**Given instruction:** Locate every line in the material below that has the word "JSON". Copy each of those lines.

--- Begin Given data ---

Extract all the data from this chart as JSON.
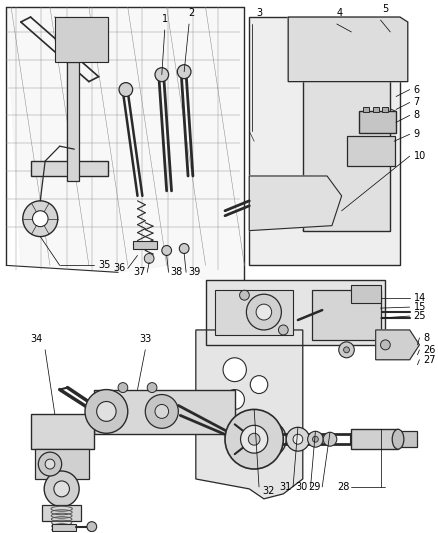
{
  "bg_color": "#ffffff",
  "fig_width": 4.38,
  "fig_height": 5.33,
  "dpi": 100,
  "lc": "#2a2a2a",
  "lc2": "#555555",
  "lc3": "#888888",
  "fc_light": "#e8e8e8",
  "fc_mid": "#d0d0d0",
  "fc_dark": "#bbbbbb",
  "label_fs": 7.0,
  "label_color": "#000000",
  "leader_lw": 0.55,
  "part_lw": 0.9
}
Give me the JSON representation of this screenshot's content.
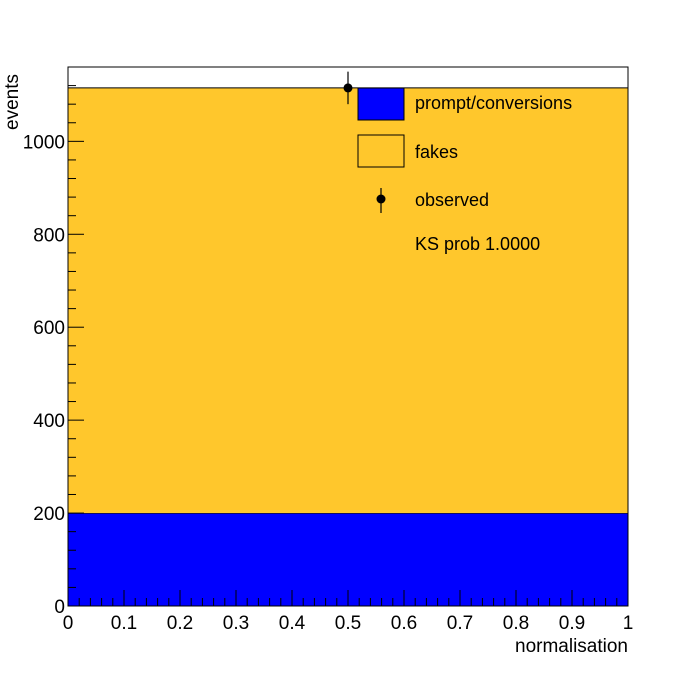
{
  "chart_data": {
    "type": "area",
    "xlabel": "normalisation",
    "ylabel": "events",
    "xlim": [
      0,
      1
    ],
    "ylim": [
      0,
      1160
    ],
    "x_ticks": [
      "0",
      "0.1",
      "0.2",
      "0.3",
      "0.4",
      "0.5",
      "0.6",
      "0.7",
      "0.8",
      "0.9",
      "1"
    ],
    "y_ticks": [
      "0",
      "200",
      "400",
      "600",
      "800",
      "1000"
    ],
    "stacked": true,
    "series": [
      {
        "name": "prompt/conversions",
        "values": [
          200
        ],
        "color": "#0000ff"
      },
      {
        "name": "fakes",
        "values": [
          915
        ],
        "color": "#ffc72c"
      }
    ],
    "observed": {
      "name": "observed",
      "x": 0.5,
      "y": 1115,
      "err": 35,
      "color": "#000000"
    },
    "annotation": "KS prob 1.0000",
    "legend_position": "top-right",
    "grid": false
  }
}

--- End Given data ---

**Result of this task:**
Extract all the data from this chart as JSON.
Give me the JSON representation of this screenshot's content.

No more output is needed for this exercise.